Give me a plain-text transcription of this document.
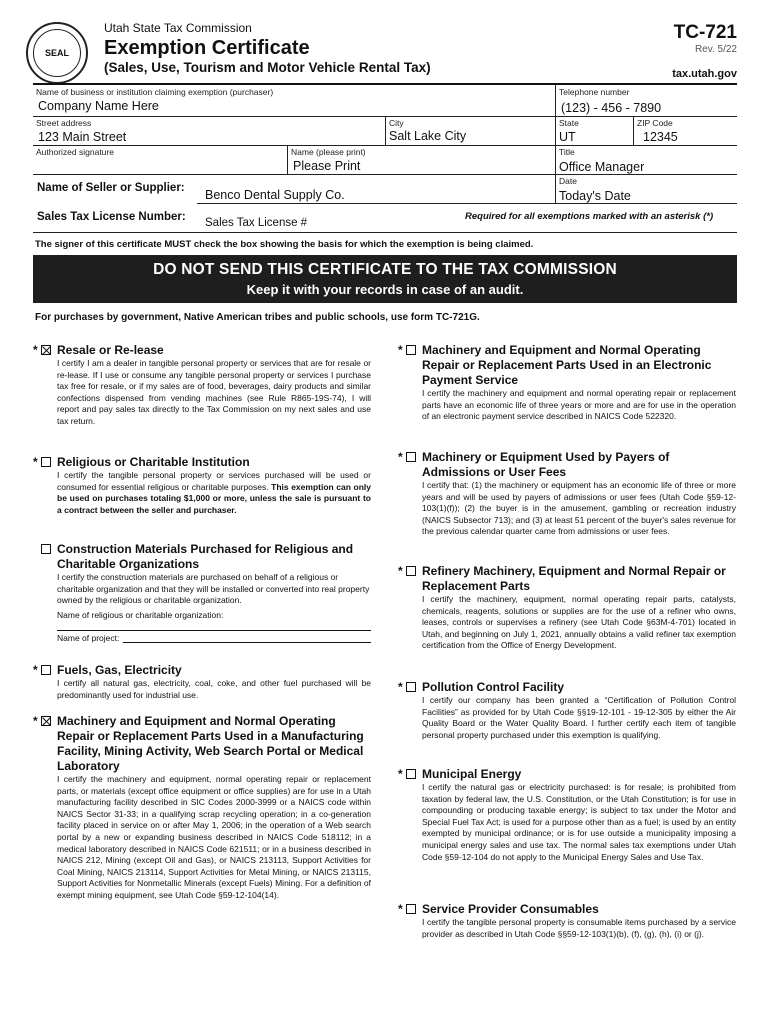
SEAL
Utah State Tax Commission
Exemption Certificate
(Sales, Use, Tourism and Motor Vehicle Rental Tax)
TC-721
Rev. 5/22
tax.utah.gov
Name of business or institution claiming exemption (purchaser)
Company Name Here
Telephone number
(123) - 456 - 7890
Street address
123 Main Street
City
Salt Lake City
State
UT
ZIP Code
12345
Authorized signature	Name (please print)
Please Print
Title
Office Manager
Date
Today's Date
Name of Seller or Supplier: Benco Dental Supply Co.
Sales Tax License Number: Sales Tax License #
Required for all exemptions marked with an asterisk (*)
The signer of this certificate MUST check the box showing the basis for which the exemption is being claimed.
DO NOT SEND THIS CERTIFICATE TO THE TAX COMMISSION
Keep it with your records in case of an audit.
For purchases by government, Native American tribes and public schools, use form TC-721G.
* Resale or Re-lease
I certify I am a dealer in tangible personal property or services that are for resale or re-lease. If I use or consume any tangible personal property or services I purchase tax free for resale, or if my sales are of food, beverages, dairy products and similar confections dispensed from vending machines (see Rule R865-19S-74), I will report and pay sales tax directly to the Tax Commission on my next sales and use tax return.
* Religious or Charitable Institution
I certify the tangible personal property or services purchased will be used or consumed for essential religious or charitable purposes. This exemption can only be used on purchases totaling $1,000 or more, unless the sale is pursuant to a contract between the seller and purchaser.
Construction Materials Purchased for Religious and Charitable Organizations
I certify the construction materials are purchased on behalf of a religious or charitable organization and that they will be installed or converted into real property owned by the religious or charitable organization.
Name of religious or charitable organization:
Name of project:
* Fuels, Gas, Electricity
I certify all natural gas, electricity, coal, coke, and other fuel purchased will be predominantly used for industrial use.
* Machinery and Equipment and Normal Operating Repair or Replacement Parts Used in a Manufacturing Facility, Mining Activity, Web Search Portal or Medical Laboratory
I certify the machinery and equipment, normal operating repair or replacement parts, or materials (except office equipment or office supplies) are for use in a Utah manufacturing facility described in SIC Codes 2000-3999 or a NAICS code within NAICS Sector 31-33; in a qualifying scrap recycling operation; in a co-generation facility placed in service on or after May 1, 2006; in the operation of a Web search portal by a new or expanding business described in NAICS Code 518112; in a medical laboratory described in NAICS Code 621511; or in a business described in NAICS 212, Mining (except Oil and Gas), or NAICS 213113, Support Activities for Coal Mining, NAICS 213114, Support Activities for Metal Mining, or NAICS 213115, Support Activities for Nonmetallic Minerals (except Fuels) Mining. For a definition of exempt mining equipment, see Utah Code §59-12-104(14).
* Machinery and Equipment and Normal Operating Repair or Replacement Parts Used in an Electronic Payment Service
I certify the machinery and equipment and normal operating repair or replacement parts have an economic life of three years or more and are for use in the operation of an electronic payment service described in NAICS Code 522320.
* Machinery or Equipment Used by Payers of Admissions or User Fees
I certify that: (1) the machinery or equipment has an economic life of three or more years and will be used by payers of admissions or user fees (Utah Code §59-12-103(1)(f)); (2) the buyer is in the amusement, gambling or recreation industry (NAICS Subsector 713); and (3) at least 51 percent of the buyer's sales revenue for the previous calendar quarter came from admissions or user fees.
* Refinery Machinery, Equipment and Normal Repair or Replacement Parts
I certify the machinery, equipment, normal operating repair parts, catalysts, chemicals, reagents, solutions or supplies are for the use of a refiner who owns, leases, controls or supervises a refinery (see Utah Code §63M-4-701) located in Utah, and beginning on July 1, 2021, annually obtains a valid refiner tax exemption certification from the Office of Energy Development.
* Pollution Control Facility
I certify our company has been granted a “Certification of Pollution Control Facilities” as provided for by Utah Code §§19-12-101 - 19-12-305 by either the Air Quality Board or the Water Quality Board. I further certify each item of tangible personal property purchased under this exemption is qualifying.
* Municipal Energy
I certify the natural gas or electricity purchased: is for resale; is prohibited from taxation by federal law, the U.S. Constitution, or the Utah Constitution; is for use in compounding or producing taxable energy; is subject to tax under the Motor and Special Fuel Tax Act; is used for a purpose other than as a fuel; is used by an entity exempted by municipal ordinance; or is for use outside a municipality imposing a municipal energy sales and use tax. The normal sales tax exemptions under Utah Code §59-12-104 do not apply to the Municipal Energy Sales and Use Tax.
* Service Provider Consumables
I certify the tangible personal property is consumable items purchased by a service provider as described in Utah Code §§59-12-103(1)(b), (f), (g), (h), (i) or (j).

* * * * * * * * *

- Required task -
Which lines hold the word "Energy"? Return all of them from the records above.

- Expected answer -
I certify the machinery, equipment, normal operating repair parts, catalysts, chemicals, reagents, solutions or supplies are for the use of a refiner who owns, leases, controls or supervises a refinery (see Utah Code §63M-4-701) located in Utah, and beginning on July 1, 2021, annually obtains a valid refiner tax exemption certification from the Office of Energy Development.
* Municipal Energy
I certify the natural gas or electricity purchased: is for resale; is prohibited from taxation by federal law, the U.S. Constitution, or the Utah Constitution; is for use in compounding or producing taxable energy; is subject to tax under the Motor and Special Fuel Tax Act; is used for a purpose other than as a fuel; is used by an entity exempted by municipal ordinance; or is for use outside a municipality imposing a municipal energy sales and use tax. The normal sales tax exemptions under Utah Code §59-12-104 do not apply to the Municipal Energy Sales and Use Tax.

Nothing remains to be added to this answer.